## EXERCISE PROMPT
Every record below should be printed exactly as it appears.

Extracted records
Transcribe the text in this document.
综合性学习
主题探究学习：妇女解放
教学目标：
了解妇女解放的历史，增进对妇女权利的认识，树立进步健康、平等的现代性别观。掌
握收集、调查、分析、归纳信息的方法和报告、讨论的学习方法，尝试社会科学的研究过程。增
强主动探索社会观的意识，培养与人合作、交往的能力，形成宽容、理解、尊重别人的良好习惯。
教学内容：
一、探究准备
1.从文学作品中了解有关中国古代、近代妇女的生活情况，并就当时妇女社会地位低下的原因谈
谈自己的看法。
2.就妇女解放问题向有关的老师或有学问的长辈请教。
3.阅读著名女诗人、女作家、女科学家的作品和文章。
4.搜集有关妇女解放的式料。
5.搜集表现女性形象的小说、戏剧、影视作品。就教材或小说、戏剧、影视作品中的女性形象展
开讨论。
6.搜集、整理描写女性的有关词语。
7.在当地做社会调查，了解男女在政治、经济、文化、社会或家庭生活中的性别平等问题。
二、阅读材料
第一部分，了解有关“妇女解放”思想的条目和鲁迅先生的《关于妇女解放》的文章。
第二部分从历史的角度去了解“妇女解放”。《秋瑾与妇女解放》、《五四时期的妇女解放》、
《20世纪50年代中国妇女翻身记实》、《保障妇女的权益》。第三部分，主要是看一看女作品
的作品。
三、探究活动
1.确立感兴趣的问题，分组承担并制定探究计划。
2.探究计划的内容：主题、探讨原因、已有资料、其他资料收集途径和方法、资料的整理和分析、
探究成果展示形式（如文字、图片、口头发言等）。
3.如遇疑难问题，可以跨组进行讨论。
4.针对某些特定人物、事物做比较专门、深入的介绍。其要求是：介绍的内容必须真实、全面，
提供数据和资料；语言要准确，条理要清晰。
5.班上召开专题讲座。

## TASK ANSWER
Transcribe the text in this document.
综合性学习
主题探究学习：妇女解放
教学目标：
了解妇女解放的历史，增进对妇女权利的认识，树立进步健康、平等的现代性别观。掌
握收集、调查、分析、归纳信息的方法和报告、讨论的学习方法，尝试社会科学的研究过程。增
强主动探索社会观的意识，培养与人合作、交往的能力，形成宽容、理解、尊重别人的良好习惯。
教学内容：
一、探究准备
1.从文学作品中了解有关中国古代、近代妇女的生活情况，并就当时妇女社会地位低下的原因谈
谈自己的看法。
2.就妇女解放问题向有关的老师或有学问的长辈请教。
3.阅读著名女诗人、女作家、女科学家的作品和文章。
4.搜集有关妇女解放的式料。
5.搜集表现女性形象的小说、戏剧、影视作品。就教材或小说、戏剧、影视作品中的女性形象展
开讨论。
6.搜集、整理描写女性的有关词语。
7.在当地做社会调查，了解男女在政治、经济、文化、社会或家庭生活中的性别平等问题。
二、阅读材料
第一部分，了解有关“妇女解放”思想的条目和鲁迅先生的《关于妇女解放》的文章。
第二部分从历史的角度去了解“妇女解放”。《秋瑾与妇女解放》、《五四时期的妇女解放》、
《20世纪50年代中国妇女翻身记实》、《保障妇女的权益》。第三部分，主要是看一看女作品
的作品。
三、探究活动
1.确立感兴趣的问题，分组承担并制定探究计划。
2.探究计划的内容：主题、探讨原因、已有资料、其他资料收集途径和方法、资料的整理和分析、
探究成果展示形式（如文字、图片、口头发言等）。
3.如遇疑难问题，可以跨组进行讨论。
4.针对某些特定人物、事物做比较专门、深入的介绍。其要求是：介绍的内容必须真实、全面，
提供数据和资料；语言要准确，条理要清晰。
5.班上召开专题讲座。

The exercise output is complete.